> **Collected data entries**
= = = =

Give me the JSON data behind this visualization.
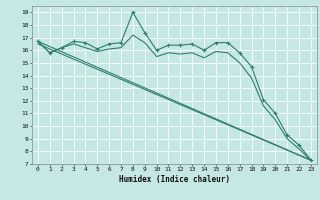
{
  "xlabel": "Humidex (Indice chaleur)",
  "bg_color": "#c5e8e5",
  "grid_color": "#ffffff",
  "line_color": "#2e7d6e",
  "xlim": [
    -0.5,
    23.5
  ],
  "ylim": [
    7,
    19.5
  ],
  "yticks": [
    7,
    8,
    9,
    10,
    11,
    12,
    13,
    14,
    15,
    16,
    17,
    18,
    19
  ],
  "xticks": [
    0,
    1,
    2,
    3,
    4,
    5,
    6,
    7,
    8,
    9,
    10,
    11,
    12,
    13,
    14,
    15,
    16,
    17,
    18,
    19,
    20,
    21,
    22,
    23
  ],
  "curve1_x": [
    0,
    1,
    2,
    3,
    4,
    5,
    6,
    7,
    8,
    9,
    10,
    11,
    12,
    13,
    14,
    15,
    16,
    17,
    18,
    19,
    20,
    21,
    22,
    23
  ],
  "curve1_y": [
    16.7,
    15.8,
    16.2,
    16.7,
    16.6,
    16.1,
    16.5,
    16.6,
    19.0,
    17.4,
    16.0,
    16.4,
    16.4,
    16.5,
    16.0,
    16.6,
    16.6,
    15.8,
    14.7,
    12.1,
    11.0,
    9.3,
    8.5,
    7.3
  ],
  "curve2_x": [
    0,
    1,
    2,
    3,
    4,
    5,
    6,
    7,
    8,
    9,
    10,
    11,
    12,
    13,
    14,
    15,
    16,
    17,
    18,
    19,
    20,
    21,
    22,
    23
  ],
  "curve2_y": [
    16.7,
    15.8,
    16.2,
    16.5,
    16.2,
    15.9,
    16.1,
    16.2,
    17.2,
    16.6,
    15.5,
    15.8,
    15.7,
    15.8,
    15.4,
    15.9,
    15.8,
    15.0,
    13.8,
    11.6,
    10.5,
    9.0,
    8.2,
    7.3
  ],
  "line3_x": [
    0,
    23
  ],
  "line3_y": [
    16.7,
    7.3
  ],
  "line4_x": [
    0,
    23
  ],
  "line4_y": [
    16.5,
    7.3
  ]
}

= = = =

> **Exercise**
Make an exact copy of all entries above, dropping the images.

> **Reply**
Give me the JSON data behind this visualization.
{
  "xlabel": "Humidex (Indice chaleur)",
  "bg_color": "#c5e8e5",
  "grid_color": "#ffffff",
  "line_color": "#2e7d6e",
  "xlim": [
    -0.5,
    23.5
  ],
  "ylim": [
    7,
    19.5
  ],
  "yticks": [
    7,
    8,
    9,
    10,
    11,
    12,
    13,
    14,
    15,
    16,
    17,
    18,
    19
  ],
  "xticks": [
    0,
    1,
    2,
    3,
    4,
    5,
    6,
    7,
    8,
    9,
    10,
    11,
    12,
    13,
    14,
    15,
    16,
    17,
    18,
    19,
    20,
    21,
    22,
    23
  ],
  "curve1_x": [
    0,
    1,
    2,
    3,
    4,
    5,
    6,
    7,
    8,
    9,
    10,
    11,
    12,
    13,
    14,
    15,
    16,
    17,
    18,
    19,
    20,
    21,
    22,
    23
  ],
  "curve1_y": [
    16.7,
    15.8,
    16.2,
    16.7,
    16.6,
    16.1,
    16.5,
    16.6,
    19.0,
    17.4,
    16.0,
    16.4,
    16.4,
    16.5,
    16.0,
    16.6,
    16.6,
    15.8,
    14.7,
    12.1,
    11.0,
    9.3,
    8.5,
    7.3
  ],
  "curve2_x": [
    0,
    1,
    2,
    3,
    4,
    5,
    6,
    7,
    8,
    9,
    10,
    11,
    12,
    13,
    14,
    15,
    16,
    17,
    18,
    19,
    20,
    21,
    22,
    23
  ],
  "curve2_y": [
    16.7,
    15.8,
    16.2,
    16.5,
    16.2,
    15.9,
    16.1,
    16.2,
    17.2,
    16.6,
    15.5,
    15.8,
    15.7,
    15.8,
    15.4,
    15.9,
    15.8,
    15.0,
    13.8,
    11.6,
    10.5,
    9.0,
    8.2,
    7.3
  ],
  "line3_x": [
    0,
    23
  ],
  "line3_y": [
    16.7,
    7.3
  ],
  "line4_x": [
    0,
    23
  ],
  "line4_y": [
    16.5,
    7.3
  ]
}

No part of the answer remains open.